Copy every record word for word.

[Extracted data entries]
==*==

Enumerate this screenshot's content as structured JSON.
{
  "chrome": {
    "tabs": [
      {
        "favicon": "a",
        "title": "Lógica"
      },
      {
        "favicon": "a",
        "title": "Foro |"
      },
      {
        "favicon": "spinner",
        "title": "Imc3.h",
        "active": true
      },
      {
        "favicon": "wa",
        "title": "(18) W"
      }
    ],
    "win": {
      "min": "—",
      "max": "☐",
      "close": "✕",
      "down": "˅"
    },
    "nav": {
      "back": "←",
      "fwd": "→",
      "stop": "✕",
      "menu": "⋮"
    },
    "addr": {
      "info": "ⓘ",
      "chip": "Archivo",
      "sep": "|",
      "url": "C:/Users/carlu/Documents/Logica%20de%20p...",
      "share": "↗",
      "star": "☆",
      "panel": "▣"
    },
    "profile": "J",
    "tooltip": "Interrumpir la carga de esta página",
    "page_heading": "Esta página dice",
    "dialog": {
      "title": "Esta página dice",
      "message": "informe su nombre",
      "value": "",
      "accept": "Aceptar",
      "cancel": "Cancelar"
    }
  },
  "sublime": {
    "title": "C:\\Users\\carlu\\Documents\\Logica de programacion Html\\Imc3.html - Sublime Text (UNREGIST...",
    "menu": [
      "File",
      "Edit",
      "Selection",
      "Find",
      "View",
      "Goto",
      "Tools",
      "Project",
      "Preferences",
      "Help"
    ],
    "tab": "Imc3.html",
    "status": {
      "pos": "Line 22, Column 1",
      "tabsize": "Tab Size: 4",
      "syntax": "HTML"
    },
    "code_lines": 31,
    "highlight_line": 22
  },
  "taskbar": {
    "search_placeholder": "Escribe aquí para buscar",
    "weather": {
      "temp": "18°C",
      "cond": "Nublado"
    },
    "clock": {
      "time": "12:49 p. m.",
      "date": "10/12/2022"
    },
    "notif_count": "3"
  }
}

==*==

EXERCISE ANSWER =>
Enumerate this screenshot's content as structured JSON.
{
  "chrome": {
    "tabs": [
      {
        "favicon": "a",
        "title": "Lógica"
      },
      {
        "favicon": "a",
        "title": "Foro |"
      },
      {
        "favicon": "spinner",
        "title": "Imc3.h",
        "active": true
      },
      {
        "favicon": "wa",
        "title": "(18) W"
      }
    ],
    "win": {
      "min": "—",
      "max": "☐",
      "close": "✕",
      "down": "˅"
    },
    "nav": {
      "back": "←",
      "fwd": "→",
      "stop": "✕",
      "menu": "⋮"
    },
    "addr": {
      "info": "ⓘ",
      "chip": "Archivo",
      "sep": "|",
      "url": "C:/Users/carlu/Documents/Logica%20de%20p...",
      "share": "↗",
      "star": "☆",
      "panel": "▣"
    },
    "profile": "J",
    "tooltip": "Interrumpir la carga de esta página",
    "page_heading": "Esta página dice",
    "dialog": {
      "title": "Esta página dice",
      "message": "informe su nombre",
      "value": "",
      "accept": "Aceptar",
      "cancel": "Cancelar"
    }
  },
  "sublime": {
    "title": "C:\\Users\\carlu\\Documents\\Logica de programacion Html\\Imc3.html - Sublime Text (UNREGIST...",
    "menu": [
      "File",
      "Edit",
      "Selection",
      "Find",
      "View",
      "Goto",
      "Tools",
      "Project",
      "Preferences",
      "Help"
    ],
    "tab": "Imc3.html",
    "status": {
      "pos": "Line 22, Column 1",
      "tabsize": "Tab Size: 4",
      "syntax": "HTML"
    },
    "code_lines": 31,
    "highlight_line": 22
  },
  "taskbar": {
    "search_placeholder": "Escribe aquí para buscar",
    "weather": {
      "temp": "18°C",
      "cond": "Nublado"
    },
    "clock": {
      "time": "12:49 p. m.",
      "date": "10/12/2022"
    },
    "notif_count": "3"
  }
}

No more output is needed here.